╭─ Records supplied
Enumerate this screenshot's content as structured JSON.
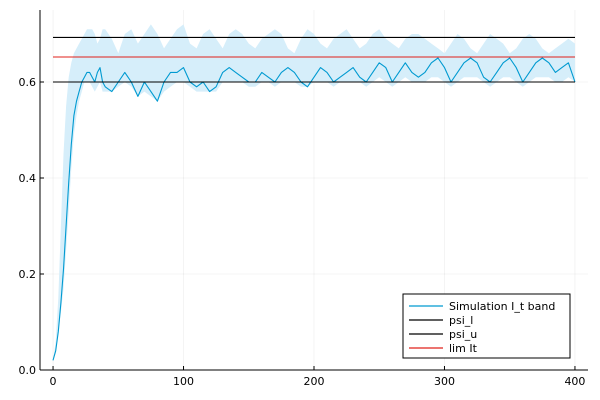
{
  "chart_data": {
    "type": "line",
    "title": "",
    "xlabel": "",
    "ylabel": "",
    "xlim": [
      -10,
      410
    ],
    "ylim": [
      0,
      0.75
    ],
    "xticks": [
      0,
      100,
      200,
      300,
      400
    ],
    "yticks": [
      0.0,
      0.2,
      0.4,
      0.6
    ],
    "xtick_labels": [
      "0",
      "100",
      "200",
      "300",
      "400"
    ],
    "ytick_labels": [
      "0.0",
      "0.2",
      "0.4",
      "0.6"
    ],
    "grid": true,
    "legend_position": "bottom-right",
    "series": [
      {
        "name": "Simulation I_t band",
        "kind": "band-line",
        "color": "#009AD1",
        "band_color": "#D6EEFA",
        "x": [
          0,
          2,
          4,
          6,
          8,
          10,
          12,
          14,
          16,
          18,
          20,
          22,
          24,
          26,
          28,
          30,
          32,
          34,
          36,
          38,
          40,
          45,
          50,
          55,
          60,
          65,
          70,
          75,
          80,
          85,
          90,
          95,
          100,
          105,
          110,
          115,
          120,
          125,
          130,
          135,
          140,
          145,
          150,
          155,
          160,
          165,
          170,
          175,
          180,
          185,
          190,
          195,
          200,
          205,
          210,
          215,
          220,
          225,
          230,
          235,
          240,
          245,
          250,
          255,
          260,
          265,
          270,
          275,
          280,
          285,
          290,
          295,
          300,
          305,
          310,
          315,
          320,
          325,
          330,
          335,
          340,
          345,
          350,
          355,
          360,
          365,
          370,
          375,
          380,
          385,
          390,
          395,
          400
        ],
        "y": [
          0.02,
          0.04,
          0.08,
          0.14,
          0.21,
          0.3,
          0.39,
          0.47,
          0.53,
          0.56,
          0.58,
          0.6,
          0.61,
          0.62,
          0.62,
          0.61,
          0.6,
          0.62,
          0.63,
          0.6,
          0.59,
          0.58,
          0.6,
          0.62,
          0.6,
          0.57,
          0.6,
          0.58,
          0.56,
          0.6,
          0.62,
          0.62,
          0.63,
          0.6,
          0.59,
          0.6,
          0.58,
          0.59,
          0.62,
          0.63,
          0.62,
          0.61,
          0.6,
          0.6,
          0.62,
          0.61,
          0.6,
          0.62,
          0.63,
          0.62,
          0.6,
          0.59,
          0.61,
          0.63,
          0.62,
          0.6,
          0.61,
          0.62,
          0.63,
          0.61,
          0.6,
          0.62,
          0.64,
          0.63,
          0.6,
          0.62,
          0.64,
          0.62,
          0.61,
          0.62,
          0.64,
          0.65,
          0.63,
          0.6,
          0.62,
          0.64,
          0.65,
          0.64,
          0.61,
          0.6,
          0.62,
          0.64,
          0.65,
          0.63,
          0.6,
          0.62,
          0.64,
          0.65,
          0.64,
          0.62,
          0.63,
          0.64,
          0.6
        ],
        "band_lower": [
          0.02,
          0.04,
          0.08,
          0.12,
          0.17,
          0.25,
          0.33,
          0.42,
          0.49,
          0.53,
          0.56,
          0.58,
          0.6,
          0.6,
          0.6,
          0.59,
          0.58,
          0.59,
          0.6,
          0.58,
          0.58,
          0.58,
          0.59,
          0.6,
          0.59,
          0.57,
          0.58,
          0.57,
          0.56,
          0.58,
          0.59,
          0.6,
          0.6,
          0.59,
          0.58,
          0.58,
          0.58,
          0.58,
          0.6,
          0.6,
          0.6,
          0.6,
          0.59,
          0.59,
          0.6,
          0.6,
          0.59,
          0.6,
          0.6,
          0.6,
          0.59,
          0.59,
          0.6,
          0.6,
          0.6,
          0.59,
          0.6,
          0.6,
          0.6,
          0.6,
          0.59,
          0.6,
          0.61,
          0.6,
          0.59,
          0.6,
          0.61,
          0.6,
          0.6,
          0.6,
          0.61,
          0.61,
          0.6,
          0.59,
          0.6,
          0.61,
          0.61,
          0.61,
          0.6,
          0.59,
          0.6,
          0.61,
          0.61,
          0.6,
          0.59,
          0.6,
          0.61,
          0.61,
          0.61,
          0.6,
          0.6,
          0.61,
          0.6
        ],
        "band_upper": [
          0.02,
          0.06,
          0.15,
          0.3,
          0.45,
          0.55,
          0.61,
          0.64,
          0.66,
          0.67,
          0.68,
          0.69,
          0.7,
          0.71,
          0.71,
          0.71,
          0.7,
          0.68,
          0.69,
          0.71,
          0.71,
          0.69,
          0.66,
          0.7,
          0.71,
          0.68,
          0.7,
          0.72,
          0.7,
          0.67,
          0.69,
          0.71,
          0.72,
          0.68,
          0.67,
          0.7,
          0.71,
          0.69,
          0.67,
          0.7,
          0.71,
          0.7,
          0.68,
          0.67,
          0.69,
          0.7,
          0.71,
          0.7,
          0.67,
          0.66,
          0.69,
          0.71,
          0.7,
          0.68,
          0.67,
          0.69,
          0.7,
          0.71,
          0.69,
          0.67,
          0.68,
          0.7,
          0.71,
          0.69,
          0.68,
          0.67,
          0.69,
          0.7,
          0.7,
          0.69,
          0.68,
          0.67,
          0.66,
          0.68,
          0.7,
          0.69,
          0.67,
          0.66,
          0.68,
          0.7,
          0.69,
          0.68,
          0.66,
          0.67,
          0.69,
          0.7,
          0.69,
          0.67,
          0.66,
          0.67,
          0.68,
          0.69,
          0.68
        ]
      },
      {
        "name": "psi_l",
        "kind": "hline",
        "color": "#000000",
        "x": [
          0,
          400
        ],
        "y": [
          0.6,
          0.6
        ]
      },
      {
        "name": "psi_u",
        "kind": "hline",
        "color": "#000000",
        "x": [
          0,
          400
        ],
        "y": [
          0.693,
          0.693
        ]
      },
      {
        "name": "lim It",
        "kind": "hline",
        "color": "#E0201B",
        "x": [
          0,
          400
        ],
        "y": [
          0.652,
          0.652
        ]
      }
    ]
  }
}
╰─
Prompt: Please write out all of the material above without changing a word, and omit any pictures.

Complete output:
Enumerate this screenshot's content as structured JSON.
{
  "chart_data": {
    "type": "line",
    "title": "",
    "xlabel": "",
    "ylabel": "",
    "xlim": [
      -10,
      410
    ],
    "ylim": [
      0,
      0.75
    ],
    "xticks": [
      0,
      100,
      200,
      300,
      400
    ],
    "yticks": [
      0.0,
      0.2,
      0.4,
      0.6
    ],
    "xtick_labels": [
      "0",
      "100",
      "200",
      "300",
      "400"
    ],
    "ytick_labels": [
      "0.0",
      "0.2",
      "0.4",
      "0.6"
    ],
    "grid": true,
    "legend_position": "bottom-right",
    "series": [
      {
        "name": "Simulation I_t band",
        "kind": "band-line",
        "color": "#009AD1",
        "band_color": "#D6EEFA",
        "x": [
          0,
          2,
          4,
          6,
          8,
          10,
          12,
          14,
          16,
          18,
          20,
          22,
          24,
          26,
          28,
          30,
          32,
          34,
          36,
          38,
          40,
          45,
          50,
          55,
          60,
          65,
          70,
          75,
          80,
          85,
          90,
          95,
          100,
          105,
          110,
          115,
          120,
          125,
          130,
          135,
          140,
          145,
          150,
          155,
          160,
          165,
          170,
          175,
          180,
          185,
          190,
          195,
          200,
          205,
          210,
          215,
          220,
          225,
          230,
          235,
          240,
          245,
          250,
          255,
          260,
          265,
          270,
          275,
          280,
          285,
          290,
          295,
          300,
          305,
          310,
          315,
          320,
          325,
          330,
          335,
          340,
          345,
          350,
          355,
          360,
          365,
          370,
          375,
          380,
          385,
          390,
          395,
          400
        ],
        "y": [
          0.02,
          0.04,
          0.08,
          0.14,
          0.21,
          0.3,
          0.39,
          0.47,
          0.53,
          0.56,
          0.58,
          0.6,
          0.61,
          0.62,
          0.62,
          0.61,
          0.6,
          0.62,
          0.63,
          0.6,
          0.59,
          0.58,
          0.6,
          0.62,
          0.6,
          0.57,
          0.6,
          0.58,
          0.56,
          0.6,
          0.62,
          0.62,
          0.63,
          0.6,
          0.59,
          0.6,
          0.58,
          0.59,
          0.62,
          0.63,
          0.62,
          0.61,
          0.6,
          0.6,
          0.62,
          0.61,
          0.6,
          0.62,
          0.63,
          0.62,
          0.6,
          0.59,
          0.61,
          0.63,
          0.62,
          0.6,
          0.61,
          0.62,
          0.63,
          0.61,
          0.6,
          0.62,
          0.64,
          0.63,
          0.6,
          0.62,
          0.64,
          0.62,
          0.61,
          0.62,
          0.64,
          0.65,
          0.63,
          0.6,
          0.62,
          0.64,
          0.65,
          0.64,
          0.61,
          0.6,
          0.62,
          0.64,
          0.65,
          0.63,
          0.6,
          0.62,
          0.64,
          0.65,
          0.64,
          0.62,
          0.63,
          0.64,
          0.6
        ],
        "band_lower": [
          0.02,
          0.04,
          0.08,
          0.12,
          0.17,
          0.25,
          0.33,
          0.42,
          0.49,
          0.53,
          0.56,
          0.58,
          0.6,
          0.6,
          0.6,
          0.59,
          0.58,
          0.59,
          0.6,
          0.58,
          0.58,
          0.58,
          0.59,
          0.6,
          0.59,
          0.57,
          0.58,
          0.57,
          0.56,
          0.58,
          0.59,
          0.6,
          0.6,
          0.59,
          0.58,
          0.58,
          0.58,
          0.58,
          0.6,
          0.6,
          0.6,
          0.6,
          0.59,
          0.59,
          0.6,
          0.6,
          0.59,
          0.6,
          0.6,
          0.6,
          0.59,
          0.59,
          0.6,
          0.6,
          0.6,
          0.59,
          0.6,
          0.6,
          0.6,
          0.6,
          0.59,
          0.6,
          0.61,
          0.6,
          0.59,
          0.6,
          0.61,
          0.6,
          0.6,
          0.6,
          0.61,
          0.61,
          0.6,
          0.59,
          0.6,
          0.61,
          0.61,
          0.61,
          0.6,
          0.59,
          0.6,
          0.61,
          0.61,
          0.6,
          0.59,
          0.6,
          0.61,
          0.61,
          0.61,
          0.6,
          0.6,
          0.61,
          0.6
        ],
        "band_upper": [
          0.02,
          0.06,
          0.15,
          0.3,
          0.45,
          0.55,
          0.61,
          0.64,
          0.66,
          0.67,
          0.68,
          0.69,
          0.7,
          0.71,
          0.71,
          0.71,
          0.7,
          0.68,
          0.69,
          0.71,
          0.71,
          0.69,
          0.66,
          0.7,
          0.71,
          0.68,
          0.7,
          0.72,
          0.7,
          0.67,
          0.69,
          0.71,
          0.72,
          0.68,
          0.67,
          0.7,
          0.71,
          0.69,
          0.67,
          0.7,
          0.71,
          0.7,
          0.68,
          0.67,
          0.69,
          0.7,
          0.71,
          0.7,
          0.67,
          0.66,
          0.69,
          0.71,
          0.7,
          0.68,
          0.67,
          0.69,
          0.7,
          0.71,
          0.69,
          0.67,
          0.68,
          0.7,
          0.71,
          0.69,
          0.68,
          0.67,
          0.69,
          0.7,
          0.7,
          0.69,
          0.68,
          0.67,
          0.66,
          0.68,
          0.7,
          0.69,
          0.67,
          0.66,
          0.68,
          0.7,
          0.69,
          0.68,
          0.66,
          0.67,
          0.69,
          0.7,
          0.69,
          0.67,
          0.66,
          0.67,
          0.68,
          0.69,
          0.68
        ]
      },
      {
        "name": "psi_l",
        "kind": "hline",
        "color": "#000000",
        "x": [
          0,
          400
        ],
        "y": [
          0.6,
          0.6
        ]
      },
      {
        "name": "psi_u",
        "kind": "hline",
        "color": "#000000",
        "x": [
          0,
          400
        ],
        "y": [
          0.693,
          0.693
        ]
      },
      {
        "name": "lim It",
        "kind": "hline",
        "color": "#E0201B",
        "x": [
          0,
          400
        ],
        "y": [
          0.652,
          0.652
        ]
      }
    ]
  }
}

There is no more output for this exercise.